START

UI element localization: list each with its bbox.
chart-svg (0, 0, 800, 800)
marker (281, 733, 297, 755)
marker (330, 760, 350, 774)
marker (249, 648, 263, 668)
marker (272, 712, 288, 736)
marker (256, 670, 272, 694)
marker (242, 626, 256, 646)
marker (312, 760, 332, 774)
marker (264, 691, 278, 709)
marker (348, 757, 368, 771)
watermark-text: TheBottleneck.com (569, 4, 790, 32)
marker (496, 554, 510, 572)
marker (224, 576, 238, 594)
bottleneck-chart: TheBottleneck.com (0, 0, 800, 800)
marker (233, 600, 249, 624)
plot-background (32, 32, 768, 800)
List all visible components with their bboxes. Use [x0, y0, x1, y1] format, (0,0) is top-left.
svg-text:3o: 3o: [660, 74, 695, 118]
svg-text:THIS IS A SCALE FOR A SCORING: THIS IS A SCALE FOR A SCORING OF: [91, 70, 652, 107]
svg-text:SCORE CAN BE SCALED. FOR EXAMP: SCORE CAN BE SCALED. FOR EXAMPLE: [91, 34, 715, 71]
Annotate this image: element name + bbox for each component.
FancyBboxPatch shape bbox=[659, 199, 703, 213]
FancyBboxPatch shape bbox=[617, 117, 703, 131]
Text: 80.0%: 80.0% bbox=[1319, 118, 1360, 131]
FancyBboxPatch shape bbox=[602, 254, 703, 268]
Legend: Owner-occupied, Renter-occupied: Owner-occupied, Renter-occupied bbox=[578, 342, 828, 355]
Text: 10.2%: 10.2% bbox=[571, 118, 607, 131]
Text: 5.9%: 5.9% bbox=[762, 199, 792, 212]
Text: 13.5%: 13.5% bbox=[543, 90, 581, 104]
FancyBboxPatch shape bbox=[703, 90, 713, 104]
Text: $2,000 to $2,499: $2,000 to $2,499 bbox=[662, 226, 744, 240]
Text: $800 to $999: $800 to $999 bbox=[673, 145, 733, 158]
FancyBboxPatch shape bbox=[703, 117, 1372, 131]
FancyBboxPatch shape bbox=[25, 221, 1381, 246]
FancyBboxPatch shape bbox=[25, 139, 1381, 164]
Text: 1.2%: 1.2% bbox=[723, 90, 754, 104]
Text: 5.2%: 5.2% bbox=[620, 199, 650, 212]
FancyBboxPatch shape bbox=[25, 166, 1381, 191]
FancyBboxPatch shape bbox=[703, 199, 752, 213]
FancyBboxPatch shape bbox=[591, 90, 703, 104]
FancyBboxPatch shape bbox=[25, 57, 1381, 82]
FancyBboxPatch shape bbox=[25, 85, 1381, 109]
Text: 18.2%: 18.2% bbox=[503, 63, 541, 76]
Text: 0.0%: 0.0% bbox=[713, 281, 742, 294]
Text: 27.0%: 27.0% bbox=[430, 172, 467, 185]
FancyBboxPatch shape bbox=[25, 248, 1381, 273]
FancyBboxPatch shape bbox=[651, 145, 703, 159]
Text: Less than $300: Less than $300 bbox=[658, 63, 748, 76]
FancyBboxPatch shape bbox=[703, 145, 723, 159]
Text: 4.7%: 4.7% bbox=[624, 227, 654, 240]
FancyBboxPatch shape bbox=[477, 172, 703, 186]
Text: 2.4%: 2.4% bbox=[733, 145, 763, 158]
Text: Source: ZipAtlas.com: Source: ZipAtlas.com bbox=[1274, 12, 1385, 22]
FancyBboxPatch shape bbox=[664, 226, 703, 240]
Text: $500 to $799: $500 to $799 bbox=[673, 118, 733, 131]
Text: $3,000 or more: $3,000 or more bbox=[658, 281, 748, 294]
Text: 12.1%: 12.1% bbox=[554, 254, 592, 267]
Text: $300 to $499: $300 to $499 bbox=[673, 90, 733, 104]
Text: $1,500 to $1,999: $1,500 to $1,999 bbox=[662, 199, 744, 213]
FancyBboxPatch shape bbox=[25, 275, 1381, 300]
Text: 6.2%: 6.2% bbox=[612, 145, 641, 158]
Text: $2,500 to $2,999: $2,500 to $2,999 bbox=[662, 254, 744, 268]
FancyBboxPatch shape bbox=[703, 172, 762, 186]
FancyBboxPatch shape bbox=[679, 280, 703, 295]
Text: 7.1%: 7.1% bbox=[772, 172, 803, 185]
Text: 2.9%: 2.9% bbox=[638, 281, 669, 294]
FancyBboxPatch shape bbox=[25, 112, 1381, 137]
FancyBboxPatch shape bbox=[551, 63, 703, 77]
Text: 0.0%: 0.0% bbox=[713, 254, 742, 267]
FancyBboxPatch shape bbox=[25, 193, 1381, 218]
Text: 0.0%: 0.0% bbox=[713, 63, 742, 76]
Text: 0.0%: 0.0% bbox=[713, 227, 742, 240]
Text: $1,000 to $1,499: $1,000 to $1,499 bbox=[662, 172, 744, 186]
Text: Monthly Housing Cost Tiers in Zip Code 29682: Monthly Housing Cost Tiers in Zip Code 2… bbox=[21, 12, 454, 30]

END

Reproduce every line of all the entries above verbatim, with no changes.

UI element localization: list each with its bbox.
chart-svg (0, 0, 800, 800)
marker (281, 733, 297, 755)
marker (330, 760, 350, 774)
marker (249, 648, 263, 668)
marker (272, 712, 288, 736)
marker (256, 670, 272, 694)
marker (242, 626, 256, 646)
marker (312, 760, 332, 774)
marker (264, 691, 278, 709)
marker (348, 757, 368, 771)
watermark-text: TheBottleneck.com (569, 4, 790, 32)
marker (496, 554, 510, 572)
marker (224, 576, 238, 594)
bottleneck-chart: TheBottleneck.com (0, 0, 800, 800)
marker (233, 600, 249, 624)
plot-background (32, 32, 768, 800)
List all visible components with their bboxes. Use [x0, y0, x1, y1] format, (0,0) is top-left.
svg-text:3o: 3o: [660, 74, 695, 118]
svg-text:THIS IS A SCALE FOR A SCORING: THIS IS A SCALE FOR A SCORING OF: [91, 70, 652, 107]
svg-text:SCORE CAN BE SCALED. FOR EXAMP: SCORE CAN BE SCALED. FOR EXAMPLE: [91, 34, 715, 71]
Annotate this image: element name + bbox for each component.
FancyBboxPatch shape bbox=[659, 199, 703, 213]
FancyBboxPatch shape bbox=[617, 117, 703, 131]
Text: 80.0%: 80.0% bbox=[1319, 118, 1360, 131]
FancyBboxPatch shape bbox=[602, 254, 703, 268]
Legend: Owner-occupied, Renter-occupied: Owner-occupied, Renter-occupied bbox=[578, 342, 828, 355]
Text: 10.2%: 10.2% bbox=[571, 118, 607, 131]
Text: 5.9%: 5.9% bbox=[762, 199, 792, 212]
Text: 13.5%: 13.5% bbox=[543, 90, 581, 104]
FancyBboxPatch shape bbox=[703, 90, 713, 104]
Text: $2,000 to $2,499: $2,000 to $2,499 bbox=[662, 226, 744, 240]
Text: $800 to $999: $800 to $999 bbox=[673, 145, 733, 158]
FancyBboxPatch shape bbox=[703, 117, 1372, 131]
FancyBboxPatch shape bbox=[25, 221, 1381, 246]
FancyBboxPatch shape bbox=[25, 139, 1381, 164]
Text: 1.2%: 1.2% bbox=[723, 90, 754, 104]
Text: 5.2%: 5.2% bbox=[620, 199, 650, 212]
FancyBboxPatch shape bbox=[25, 166, 1381, 191]
FancyBboxPatch shape bbox=[703, 199, 752, 213]
FancyBboxPatch shape bbox=[591, 90, 703, 104]
FancyBboxPatch shape bbox=[25, 57, 1381, 82]
FancyBboxPatch shape bbox=[25, 85, 1381, 109]
Text: 18.2%: 18.2% bbox=[503, 63, 541, 76]
Text: 0.0%: 0.0% bbox=[713, 281, 742, 294]
Text: 27.0%: 27.0% bbox=[430, 172, 467, 185]
FancyBboxPatch shape bbox=[25, 248, 1381, 273]
FancyBboxPatch shape bbox=[651, 145, 703, 159]
Text: Less than $300: Less than $300 bbox=[658, 63, 748, 76]
FancyBboxPatch shape bbox=[703, 145, 723, 159]
Text: 4.7%: 4.7% bbox=[624, 227, 654, 240]
FancyBboxPatch shape bbox=[477, 172, 703, 186]
Text: 2.4%: 2.4% bbox=[733, 145, 763, 158]
Text: Source: ZipAtlas.com: Source: ZipAtlas.com bbox=[1274, 12, 1385, 22]
FancyBboxPatch shape bbox=[664, 226, 703, 240]
Text: $500 to $799: $500 to $799 bbox=[673, 118, 733, 131]
Text: $3,000 or more: $3,000 or more bbox=[658, 281, 748, 294]
Text: 12.1%: 12.1% bbox=[554, 254, 592, 267]
Text: $300 to $499: $300 to $499 bbox=[673, 90, 733, 104]
Text: $1,500 to $1,999: $1,500 to $1,999 bbox=[662, 199, 744, 213]
FancyBboxPatch shape bbox=[25, 275, 1381, 300]
Text: 6.2%: 6.2% bbox=[612, 145, 641, 158]
Text: $2,500 to $2,999: $2,500 to $2,999 bbox=[662, 254, 744, 268]
FancyBboxPatch shape bbox=[703, 172, 762, 186]
FancyBboxPatch shape bbox=[679, 280, 703, 295]
Text: 7.1%: 7.1% bbox=[772, 172, 803, 185]
Text: 2.9%: 2.9% bbox=[638, 281, 669, 294]
FancyBboxPatch shape bbox=[25, 112, 1381, 137]
FancyBboxPatch shape bbox=[551, 63, 703, 77]
Text: 0.0%: 0.0% bbox=[713, 254, 742, 267]
FancyBboxPatch shape bbox=[25, 193, 1381, 218]
Text: 0.0%: 0.0% bbox=[713, 63, 742, 76]
Text: 0.0%: 0.0% bbox=[713, 227, 742, 240]
Text: $1,000 to $1,499: $1,000 to $1,499 bbox=[662, 172, 744, 186]
Text: Monthly Housing Cost Tiers in Zip Code 29682: Monthly Housing Cost Tiers in Zip Code 2… bbox=[21, 12, 454, 30]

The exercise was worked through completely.